— The exercise —
Print the full listing exactly.

— Dataset —

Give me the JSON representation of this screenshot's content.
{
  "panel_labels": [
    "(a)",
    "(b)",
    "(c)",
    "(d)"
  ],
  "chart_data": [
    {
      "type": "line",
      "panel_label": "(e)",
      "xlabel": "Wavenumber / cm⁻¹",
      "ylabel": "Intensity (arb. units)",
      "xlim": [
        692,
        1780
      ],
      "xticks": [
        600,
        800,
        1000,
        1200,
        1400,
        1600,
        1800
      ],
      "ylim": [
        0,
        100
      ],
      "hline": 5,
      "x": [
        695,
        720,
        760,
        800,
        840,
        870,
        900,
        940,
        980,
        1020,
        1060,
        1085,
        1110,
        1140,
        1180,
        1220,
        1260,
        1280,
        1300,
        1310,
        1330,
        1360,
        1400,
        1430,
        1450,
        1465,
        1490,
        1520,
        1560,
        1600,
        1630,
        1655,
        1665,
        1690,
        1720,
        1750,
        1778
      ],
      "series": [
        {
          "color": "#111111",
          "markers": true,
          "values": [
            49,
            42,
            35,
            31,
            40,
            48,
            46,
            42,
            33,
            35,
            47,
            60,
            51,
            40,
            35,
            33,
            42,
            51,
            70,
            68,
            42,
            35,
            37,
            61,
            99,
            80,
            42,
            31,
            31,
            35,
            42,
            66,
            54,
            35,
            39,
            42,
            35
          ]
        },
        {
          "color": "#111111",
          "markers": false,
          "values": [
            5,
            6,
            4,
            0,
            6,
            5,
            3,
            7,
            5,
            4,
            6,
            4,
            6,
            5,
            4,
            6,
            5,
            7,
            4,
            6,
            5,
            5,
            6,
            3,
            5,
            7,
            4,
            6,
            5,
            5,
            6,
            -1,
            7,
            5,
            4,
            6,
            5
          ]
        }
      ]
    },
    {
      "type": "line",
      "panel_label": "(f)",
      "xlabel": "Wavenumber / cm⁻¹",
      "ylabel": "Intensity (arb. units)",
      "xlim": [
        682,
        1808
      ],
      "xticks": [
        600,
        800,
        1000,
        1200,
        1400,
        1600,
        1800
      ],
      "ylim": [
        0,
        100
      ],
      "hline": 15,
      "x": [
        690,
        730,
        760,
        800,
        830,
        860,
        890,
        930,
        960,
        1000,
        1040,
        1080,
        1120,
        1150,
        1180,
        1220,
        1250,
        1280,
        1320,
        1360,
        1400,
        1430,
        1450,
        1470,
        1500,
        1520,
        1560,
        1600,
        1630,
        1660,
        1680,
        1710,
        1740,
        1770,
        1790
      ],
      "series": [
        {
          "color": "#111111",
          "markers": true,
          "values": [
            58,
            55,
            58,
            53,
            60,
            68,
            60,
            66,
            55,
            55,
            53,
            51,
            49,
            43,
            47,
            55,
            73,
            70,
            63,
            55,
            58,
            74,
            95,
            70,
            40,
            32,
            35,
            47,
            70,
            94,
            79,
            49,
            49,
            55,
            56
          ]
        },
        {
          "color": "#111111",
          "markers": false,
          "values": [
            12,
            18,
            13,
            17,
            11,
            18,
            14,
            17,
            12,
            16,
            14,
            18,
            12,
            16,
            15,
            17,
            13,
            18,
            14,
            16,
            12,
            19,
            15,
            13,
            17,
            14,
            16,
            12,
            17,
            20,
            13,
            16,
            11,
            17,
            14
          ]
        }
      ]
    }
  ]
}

— Written solution —
Give me the JSON representation of this screenshot's content.
{
  "panel_labels": [
    "(a)",
    "(b)",
    "(c)",
    "(d)"
  ],
  "chart_data": [
    {
      "type": "line",
      "panel_label": "(e)",
      "xlabel": "Wavenumber / cm⁻¹",
      "ylabel": "Intensity (arb. units)",
      "xlim": [
        692,
        1780
      ],
      "xticks": [
        600,
        800,
        1000,
        1200,
        1400,
        1600,
        1800
      ],
      "ylim": [
        0,
        100
      ],
      "hline": 5,
      "x": [
        695,
        720,
        760,
        800,
        840,
        870,
        900,
        940,
        980,
        1020,
        1060,
        1085,
        1110,
        1140,
        1180,
        1220,
        1260,
        1280,
        1300,
        1310,
        1330,
        1360,
        1400,
        1430,
        1450,
        1465,
        1490,
        1520,
        1560,
        1600,
        1630,
        1655,
        1665,
        1690,
        1720,
        1750,
        1778
      ],
      "series": [
        {
          "color": "#111111",
          "markers": true,
          "values": [
            49,
            42,
            35,
            31,
            40,
            48,
            46,
            42,
            33,
            35,
            47,
            60,
            51,
            40,
            35,
            33,
            42,
            51,
            70,
            68,
            42,
            35,
            37,
            61,
            99,
            80,
            42,
            31,
            31,
            35,
            42,
            66,
            54,
            35,
            39,
            42,
            35
          ]
        },
        {
          "color": "#111111",
          "markers": false,
          "values": [
            5,
            6,
            4,
            0,
            6,
            5,
            3,
            7,
            5,
            4,
            6,
            4,
            6,
            5,
            4,
            6,
            5,
            7,
            4,
            6,
            5,
            5,
            6,
            3,
            5,
            7,
            4,
            6,
            5,
            5,
            6,
            -1,
            7,
            5,
            4,
            6,
            5
          ]
        }
      ]
    },
    {
      "type": "line",
      "panel_label": "(f)",
      "xlabel": "Wavenumber / cm⁻¹",
      "ylabel": "Intensity (arb. units)",
      "xlim": [
        682,
        1808
      ],
      "xticks": [
        600,
        800,
        1000,
        1200,
        1400,
        1600,
        1800
      ],
      "ylim": [
        0,
        100
      ],
      "hline": 15,
      "x": [
        690,
        730,
        760,
        800,
        830,
        860,
        890,
        930,
        960,
        1000,
        1040,
        1080,
        1120,
        1150,
        1180,
        1220,
        1250,
        1280,
        1320,
        1360,
        1400,
        1430,
        1450,
        1470,
        1500,
        1520,
        1560,
        1600,
        1630,
        1660,
        1680,
        1710,
        1740,
        1770,
        1790
      ],
      "series": [
        {
          "color": "#111111",
          "markers": true,
          "values": [
            58,
            55,
            58,
            53,
            60,
            68,
            60,
            66,
            55,
            55,
            53,
            51,
            49,
            43,
            47,
            55,
            73,
            70,
            63,
            55,
            58,
            74,
            95,
            70,
            40,
            32,
            35,
            47,
            70,
            94,
            79,
            49,
            49,
            55,
            56
          ]
        },
        {
          "color": "#111111",
          "markers": false,
          "values": [
            12,
            18,
            13,
            17,
            11,
            18,
            14,
            17,
            12,
            16,
            14,
            18,
            12,
            16,
            15,
            17,
            13,
            18,
            14,
            16,
            12,
            19,
            15,
            13,
            17,
            14,
            16,
            12,
            17,
            20,
            13,
            16,
            11,
            17,
            14
          ]
        }
      ]
    }
  ]
}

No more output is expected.